**Task requirements**
Copy every record below exactly.

START

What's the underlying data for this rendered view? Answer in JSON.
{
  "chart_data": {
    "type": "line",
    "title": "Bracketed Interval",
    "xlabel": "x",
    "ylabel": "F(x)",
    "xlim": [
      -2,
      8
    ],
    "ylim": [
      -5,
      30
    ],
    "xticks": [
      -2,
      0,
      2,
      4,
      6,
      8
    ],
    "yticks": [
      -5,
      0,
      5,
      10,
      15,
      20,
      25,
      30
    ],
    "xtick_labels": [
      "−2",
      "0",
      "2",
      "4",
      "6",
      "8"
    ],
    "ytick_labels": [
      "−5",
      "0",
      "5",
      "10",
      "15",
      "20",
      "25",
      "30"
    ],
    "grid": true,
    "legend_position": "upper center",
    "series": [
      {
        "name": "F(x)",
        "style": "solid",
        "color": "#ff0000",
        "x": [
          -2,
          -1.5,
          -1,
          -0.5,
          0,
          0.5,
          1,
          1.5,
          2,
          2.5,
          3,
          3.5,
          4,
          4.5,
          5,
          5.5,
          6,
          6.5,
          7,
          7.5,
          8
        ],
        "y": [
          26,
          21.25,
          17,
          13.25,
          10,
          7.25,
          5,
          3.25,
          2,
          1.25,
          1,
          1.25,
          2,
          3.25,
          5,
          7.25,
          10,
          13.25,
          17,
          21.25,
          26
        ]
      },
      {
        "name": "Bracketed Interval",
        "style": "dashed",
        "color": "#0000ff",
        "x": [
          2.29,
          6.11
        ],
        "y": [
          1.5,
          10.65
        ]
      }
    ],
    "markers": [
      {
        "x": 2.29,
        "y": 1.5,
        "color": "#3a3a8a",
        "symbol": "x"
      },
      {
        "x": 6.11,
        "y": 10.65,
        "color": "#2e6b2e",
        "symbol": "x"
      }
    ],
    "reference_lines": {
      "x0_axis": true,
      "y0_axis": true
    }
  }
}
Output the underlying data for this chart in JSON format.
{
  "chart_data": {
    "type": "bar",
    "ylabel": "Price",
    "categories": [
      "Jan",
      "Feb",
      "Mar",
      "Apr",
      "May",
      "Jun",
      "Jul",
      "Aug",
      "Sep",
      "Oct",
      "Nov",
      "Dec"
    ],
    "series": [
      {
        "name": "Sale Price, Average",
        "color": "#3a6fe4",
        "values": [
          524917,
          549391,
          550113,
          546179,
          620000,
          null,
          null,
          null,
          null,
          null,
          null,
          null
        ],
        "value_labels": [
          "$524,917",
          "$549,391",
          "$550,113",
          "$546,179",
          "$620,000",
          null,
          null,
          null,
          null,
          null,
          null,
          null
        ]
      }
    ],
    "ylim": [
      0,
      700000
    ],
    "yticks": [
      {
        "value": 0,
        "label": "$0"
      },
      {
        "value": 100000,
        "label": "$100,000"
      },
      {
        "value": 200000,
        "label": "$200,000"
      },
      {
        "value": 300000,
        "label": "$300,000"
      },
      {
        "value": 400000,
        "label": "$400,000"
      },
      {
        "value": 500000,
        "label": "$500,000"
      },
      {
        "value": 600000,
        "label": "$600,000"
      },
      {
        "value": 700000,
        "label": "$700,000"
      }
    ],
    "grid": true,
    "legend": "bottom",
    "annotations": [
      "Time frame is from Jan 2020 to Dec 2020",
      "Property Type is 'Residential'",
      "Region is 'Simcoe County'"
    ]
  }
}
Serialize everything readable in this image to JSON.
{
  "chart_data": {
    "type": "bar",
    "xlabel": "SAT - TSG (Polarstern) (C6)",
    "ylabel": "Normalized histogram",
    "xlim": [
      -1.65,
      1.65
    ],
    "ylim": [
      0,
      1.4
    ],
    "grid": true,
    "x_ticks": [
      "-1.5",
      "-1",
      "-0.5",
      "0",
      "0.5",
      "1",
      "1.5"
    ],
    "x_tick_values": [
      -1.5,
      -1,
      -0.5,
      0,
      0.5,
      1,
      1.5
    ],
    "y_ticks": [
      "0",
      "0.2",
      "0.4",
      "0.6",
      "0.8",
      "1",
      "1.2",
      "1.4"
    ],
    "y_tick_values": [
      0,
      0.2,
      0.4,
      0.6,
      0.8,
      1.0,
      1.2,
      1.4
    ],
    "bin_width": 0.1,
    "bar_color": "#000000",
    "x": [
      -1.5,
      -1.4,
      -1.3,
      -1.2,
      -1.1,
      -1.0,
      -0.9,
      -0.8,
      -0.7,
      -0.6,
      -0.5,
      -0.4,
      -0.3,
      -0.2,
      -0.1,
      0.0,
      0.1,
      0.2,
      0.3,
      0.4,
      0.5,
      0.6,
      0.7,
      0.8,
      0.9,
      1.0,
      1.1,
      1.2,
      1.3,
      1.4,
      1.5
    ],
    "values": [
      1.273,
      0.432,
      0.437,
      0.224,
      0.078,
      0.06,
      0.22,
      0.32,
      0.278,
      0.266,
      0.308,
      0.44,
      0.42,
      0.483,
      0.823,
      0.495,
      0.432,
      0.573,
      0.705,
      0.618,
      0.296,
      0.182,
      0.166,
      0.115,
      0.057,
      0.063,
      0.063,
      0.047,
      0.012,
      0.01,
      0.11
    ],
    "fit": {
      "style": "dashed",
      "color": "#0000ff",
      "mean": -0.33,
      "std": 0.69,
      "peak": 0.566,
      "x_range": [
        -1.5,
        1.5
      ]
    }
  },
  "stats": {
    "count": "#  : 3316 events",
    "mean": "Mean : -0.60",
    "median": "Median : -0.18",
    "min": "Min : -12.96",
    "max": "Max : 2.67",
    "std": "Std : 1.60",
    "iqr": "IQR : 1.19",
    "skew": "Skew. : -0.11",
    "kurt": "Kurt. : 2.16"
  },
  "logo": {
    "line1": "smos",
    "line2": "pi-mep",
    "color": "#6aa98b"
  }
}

END

**Solution**
What's the underlying data for this rendered view? Answer in JSON.
{
  "chart_data": {
    "type": "line",
    "title": "Bracketed Interval",
    "xlabel": "x",
    "ylabel": "F(x)",
    "xlim": [
      -2,
      8
    ],
    "ylim": [
      -5,
      30
    ],
    "xticks": [
      -2,
      0,
      2,
      4,
      6,
      8
    ],
    "yticks": [
      -5,
      0,
      5,
      10,
      15,
      20,
      25,
      30
    ],
    "xtick_labels": [
      "−2",
      "0",
      "2",
      "4",
      "6",
      "8"
    ],
    "ytick_labels": [
      "−5",
      "0",
      "5",
      "10",
      "15",
      "20",
      "25",
      "30"
    ],
    "grid": true,
    "legend_position": "upper center",
    "series": [
      {
        "name": "F(x)",
        "style": "solid",
        "color": "#ff0000",
        "x": [
          -2,
          -1.5,
          -1,
          -0.5,
          0,
          0.5,
          1,
          1.5,
          2,
          2.5,
          3,
          3.5,
          4,
          4.5,
          5,
          5.5,
          6,
          6.5,
          7,
          7.5,
          8
        ],
        "y": [
          26,
          21.25,
          17,
          13.25,
          10,
          7.25,
          5,
          3.25,
          2,
          1.25,
          1,
          1.25,
          2,
          3.25,
          5,
          7.25,
          10,
          13.25,
          17,
          21.25,
          26
        ]
      },
      {
        "name": "Bracketed Interval",
        "style": "dashed",
        "color": "#0000ff",
        "x": [
          2.29,
          6.11
        ],
        "y": [
          1.5,
          10.65
        ]
      }
    ],
    "markers": [
      {
        "x": 2.29,
        "y": 1.5,
        "color": "#3a3a8a",
        "symbol": "x"
      },
      {
        "x": 6.11,
        "y": 10.65,
        "color": "#2e6b2e",
        "symbol": "x"
      }
    ],
    "reference_lines": {
      "x0_axis": true,
      "y0_axis": true
    }
  }
}
Output the underlying data for this chart in JSON format.
{
  "chart_data": {
    "type": "bar",
    "ylabel": "Price",
    "categories": [
      "Jan",
      "Feb",
      "Mar",
      "Apr",
      "May",
      "Jun",
      "Jul",
      "Aug",
      "Sep",
      "Oct",
      "Nov",
      "Dec"
    ],
    "series": [
      {
        "name": "Sale Price, Average",
        "color": "#3a6fe4",
        "values": [
          524917,
          549391,
          550113,
          546179,
          620000,
          null,
          null,
          null,
          null,
          null,
          null,
          null
        ],
        "value_labels": [
          "$524,917",
          "$549,391",
          "$550,113",
          "$546,179",
          "$620,000",
          null,
          null,
          null,
          null,
          null,
          null,
          null
        ]
      }
    ],
    "ylim": [
      0,
      700000
    ],
    "yticks": [
      {
        "value": 0,
        "label": "$0"
      },
      {
        "value": 100000,
        "label": "$100,000"
      },
      {
        "value": 200000,
        "label": "$200,000"
      },
      {
        "value": 300000,
        "label": "$300,000"
      },
      {
        "value": 400000,
        "label": "$400,000"
      },
      {
        "value": 500000,
        "label": "$500,000"
      },
      {
        "value": 600000,
        "label": "$600,000"
      },
      {
        "value": 700000,
        "label": "$700,000"
      }
    ],
    "grid": true,
    "legend": "bottom",
    "annotations": [
      "Time frame is from Jan 2020 to Dec 2020",
      "Property Type is 'Residential'",
      "Region is 'Simcoe County'"
    ]
  }
}
Serialize everything readable in this image to JSON.
{
  "chart_data": {
    "type": "bar",
    "xlabel": "SAT - TSG (Polarstern) (C6)",
    "ylabel": "Normalized histogram",
    "xlim": [
      -1.65,
      1.65
    ],
    "ylim": [
      0,
      1.4
    ],
    "grid": true,
    "x_ticks": [
      "-1.5",
      "-1",
      "-0.5",
      "0",
      "0.5",
      "1",
      "1.5"
    ],
    "x_tick_values": [
      -1.5,
      -1,
      -0.5,
      0,
      0.5,
      1,
      1.5
    ],
    "y_ticks": [
      "0",
      "0.2",
      "0.4",
      "0.6",
      "0.8",
      "1",
      "1.2",
      "1.4"
    ],
    "y_tick_values": [
      0,
      0.2,
      0.4,
      0.6,
      0.8,
      1.0,
      1.2,
      1.4
    ],
    "bin_width": 0.1,
    "bar_color": "#000000",
    "x": [
      -1.5,
      -1.4,
      -1.3,
      -1.2,
      -1.1,
      -1.0,
      -0.9,
      -0.8,
      -0.7,
      -0.6,
      -0.5,
      -0.4,
      -0.3,
      -0.2,
      -0.1,
      0.0,
      0.1,
      0.2,
      0.3,
      0.4,
      0.5,
      0.6,
      0.7,
      0.8,
      0.9,
      1.0,
      1.1,
      1.2,
      1.3,
      1.4,
      1.5
    ],
    "values": [
      1.273,
      0.432,
      0.437,
      0.224,
      0.078,
      0.06,
      0.22,
      0.32,
      0.278,
      0.266,
      0.308,
      0.44,
      0.42,
      0.483,
      0.823,
      0.495,
      0.432,
      0.573,
      0.705,
      0.618,
      0.296,
      0.182,
      0.166,
      0.115,
      0.057,
      0.063,
      0.063,
      0.047,
      0.012,
      0.01,
      0.11
    ],
    "fit": {
      "style": "dashed",
      "color": "#0000ff",
      "mean": -0.33,
      "std": 0.69,
      "peak": 0.566,
      "x_range": [
        -1.5,
        1.5
      ]
    }
  },
  "stats": {
    "count": "#  : 3316 events",
    "mean": "Mean : -0.60",
    "median": "Median : -0.18",
    "min": "Min : -12.96",
    "max": "Max : 2.67",
    "std": "Std : 1.60",
    "iqr": "IQR : 1.19",
    "skew": "Skew. : -0.11",
    "kurt": "Kurt. : 2.16"
  },
  "logo": {
    "line1": "smos",
    "line2": "pi-mep",
    "color": "#6aa98b"
  }
}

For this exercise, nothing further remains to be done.